→ Goal of the exercise
Wherever the word "which" appears in the entries, copy the whole line.

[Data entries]
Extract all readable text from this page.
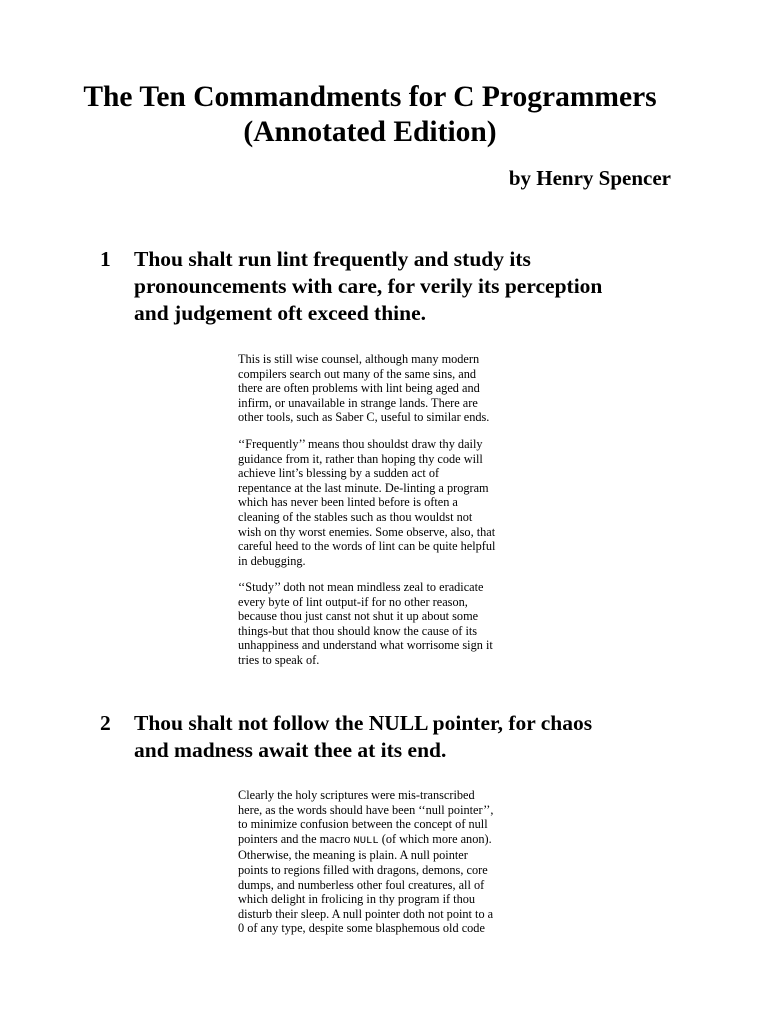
The Ten Commandments for C Programmers
(Annotated Edition)

by Henry Spencer

1	Thou shalt run lint frequently and study its
pronouncements with care, for verily its perception
and judgement oft exceed thine.
This is still wise counsel, although many modern
compilers search out many of the same sins, and
there are often problems with lint being aged and
infirm, or unavailable in strange lands. There are
other tools, such as Saber C, useful to similar ends.
‘‘Frequently’’ means thou shouldst draw thy daily
guidance from it, rather than hoping thy code will
achieve lint’s blessing by a sudden act of
repentance at the last minute. De-linting a program
which has never been linted before is often a
cleaning of the stables such as thou wouldst not
wish on thy worst enemies. Some observe, also, that
careful heed to the words of lint can be quite helpful
in debugging.
‘‘Study’’ doth not mean mindless zeal to eradicate
every byte of lint output-if for no other reason,
because thou just canst not shut it up about some
things-but that thou should know the cause of its
unhappiness and understand what worrisome sign it
tries to speak of.
2	Thou shalt not follow the NULL pointer, for chaos
and madness await thee at its end.
Clearly the holy scriptures were mis-transcribed
here, as the words should have been ‘‘null pointer’’,
to minimize confusion between the concept of null
pointers and the macro NULL (of which more anon).
Otherwise, the meaning is plain. A null pointer
points to regions filled with dragons, demons, core
dumps, and numberless other foul creatures, all of
which delight in frolicing in thy program if thou
disturb their sleep. A null pointer doth not point to a
0 of any type, despite some blasphemous old code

→ Exercise answer
which has never been linted before is often a
pointers and the macro NULL (of which more anon).
which delight in frolicing in thy program if thou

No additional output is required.